__WHAT THE TASK REQUIRES__
Extract the entries in their exact form.

::: DATA SHOWN

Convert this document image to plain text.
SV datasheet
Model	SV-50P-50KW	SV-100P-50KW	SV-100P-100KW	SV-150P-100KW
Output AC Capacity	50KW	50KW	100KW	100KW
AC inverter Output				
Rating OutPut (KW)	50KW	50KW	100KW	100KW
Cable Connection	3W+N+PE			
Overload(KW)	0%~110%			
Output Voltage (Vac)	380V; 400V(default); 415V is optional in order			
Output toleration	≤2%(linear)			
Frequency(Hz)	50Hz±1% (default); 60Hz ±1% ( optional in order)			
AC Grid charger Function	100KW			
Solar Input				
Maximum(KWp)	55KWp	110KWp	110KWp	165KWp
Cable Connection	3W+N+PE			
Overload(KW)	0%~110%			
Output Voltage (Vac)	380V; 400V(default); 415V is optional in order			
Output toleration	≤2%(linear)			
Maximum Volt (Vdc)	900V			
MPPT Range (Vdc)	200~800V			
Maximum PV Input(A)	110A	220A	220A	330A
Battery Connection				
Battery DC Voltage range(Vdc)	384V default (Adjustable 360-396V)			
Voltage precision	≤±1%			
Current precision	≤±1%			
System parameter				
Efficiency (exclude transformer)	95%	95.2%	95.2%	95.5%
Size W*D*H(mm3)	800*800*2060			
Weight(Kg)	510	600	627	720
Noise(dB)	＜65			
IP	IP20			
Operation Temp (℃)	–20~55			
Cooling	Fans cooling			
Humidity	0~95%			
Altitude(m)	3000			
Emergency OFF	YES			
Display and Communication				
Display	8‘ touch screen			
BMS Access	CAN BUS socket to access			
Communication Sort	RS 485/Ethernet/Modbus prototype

::::::

__OUTPUT FOR THIS EXERCISE__
Convert this document image to plain text.
SV datasheet
Model	SV-50P-50KW	SV-100P-50KW	SV-100P-100KW	SV-150P-100KW
Output AC Capacity	50KW	50KW	100KW	100KW
AC inverter Output				
Rating OutPut (KW)	50KW	50KW	100KW	100KW
Cable Connection	3W+N+PE			
Overload(KW)	0%~110%			
Output Voltage (Vac)	380V; 400V(default); 415V is optional in order			
Output toleration	≤2%(linear)			
Frequency(Hz)	50Hz±1% (default); 60Hz ±1% ( optional in order)			
AC Grid charger Function	100KW			
Solar Input				
Maximum(KWp)	55KWp	110KWp	110KWp	165KWp
Cable Connection	3W+N+PE			
Overload(KW)	0%~110%			
Output Voltage (Vac)	380V; 400V(default); 415V is optional in order			
Output toleration	≤2%(linear)			
Maximum Volt (Vdc)	900V			
MPPT Range (Vdc)	200~800V			
Maximum PV Input(A)	110A	220A	220A	330A
Battery Connection				
Battery DC Voltage range(Vdc)	384V default (Adjustable 360-396V)			
Voltage precision	≤±1%			
Current precision	≤±1%			
System parameter				
Efficiency (exclude transformer)	95%	95.2%	95.2%	95.5%
Size W*D*H(mm3)	800*800*2060			
Weight(Kg)	510	600	627	720
Noise(dB)	＜65			
IP	IP20			
Operation Temp (℃)	–20~55			
Cooling	Fans cooling			
Humidity	0~95%			
Altitude(m)	3000			
Emergency OFF	YES			
Display and Communication				
Display	8‘ touch screen			
BMS Access	CAN BUS socket to access			
Communication Sort	RS 485/Ethernet/Modbus prototype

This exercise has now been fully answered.